* [What to produce]:
Identify every line in the records below that contains the word "Time", and reproduce each one.

* [Input for this task]:
▬▬▬

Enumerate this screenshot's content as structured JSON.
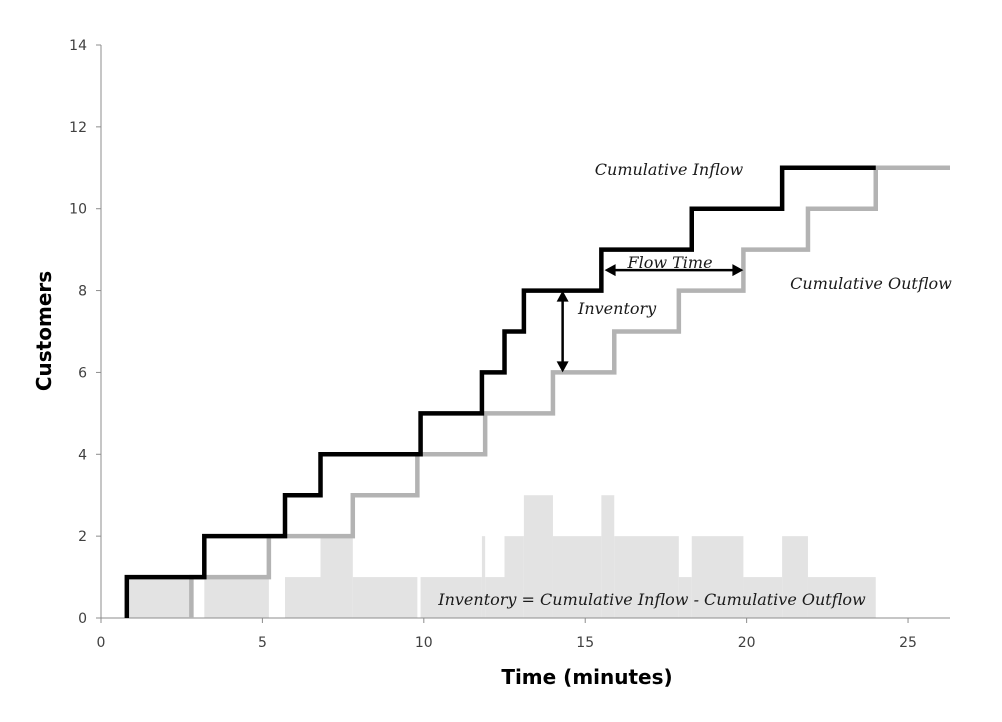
{
  "chart_data": {
    "type": "line",
    "title": "",
    "xlabel": "Time (minutes)",
    "ylabel": "Customers",
    "xlim": [
      0,
      26.3
    ],
    "ylim": [
      0,
      14
    ],
    "xticks": [
      "0",
      "5",
      "10",
      "15",
      "20",
      "25"
    ],
    "yticks": [
      "0",
      "2",
      "4",
      "6",
      "8",
      "10",
      "12",
      "14"
    ],
    "grid": false,
    "colors": {
      "inflow": "#000000",
      "outflow": "#b3b3b3",
      "inventory_fill": "#e3e3e3",
      "arrow": "#000000"
    },
    "series": [
      {
        "name": "Cumulative Inflow",
        "step": "post",
        "x": [
          0.8,
          3.2,
          5.7,
          6.8,
          9.9,
          11.8,
          12.5,
          13.1,
          15.5,
          18.3,
          21.1,
          24.0
        ],
        "y": [
          1,
          2,
          3,
          4,
          5,
          6,
          7,
          8,
          9,
          10,
          11,
          11
        ]
      },
      {
        "name": "Cumulative Outflow",
        "step": "post",
        "x": [
          2.8,
          5.2,
          7.8,
          9.8,
          11.9,
          14.0,
          15.9,
          17.9,
          19.9,
          21.9,
          24.0,
          26.3
        ],
        "y": [
          1,
          2,
          3,
          4,
          5,
          6,
          7,
          8,
          9,
          10,
          11,
          11
        ]
      }
    ],
    "inventory": {
      "x": [
        0.8,
        2.8,
        3.2,
        5.2,
        5.7,
        6.8,
        7.8,
        9.8,
        9.9,
        11.8,
        11.9,
        12.5,
        13.1,
        14.0,
        15.5,
        15.9,
        17.9,
        18.3,
        19.9,
        21.1,
        21.9,
        24.0
      ],
      "y": [
        1,
        0,
        1,
        0,
        1,
        2,
        1,
        0,
        1,
        2,
        1,
        2,
        3,
        2,
        3,
        2,
        1,
        2,
        1,
        2,
        1,
        0
      ]
    },
    "annotations": {
      "inflow_label": "Cumulative Inflow",
      "outflow_label": "Cumulative Outflow",
      "flow_time_label": "Flow Time",
      "inventory_label": "Inventory",
      "equation": "Inventory = Cumulative Inflow - Cumulative Outflow"
    }
  }
}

▬▬▬

* [Response]:
    "xlabel": "Time (minutes)",
      "flow_time_label": "Flow Time",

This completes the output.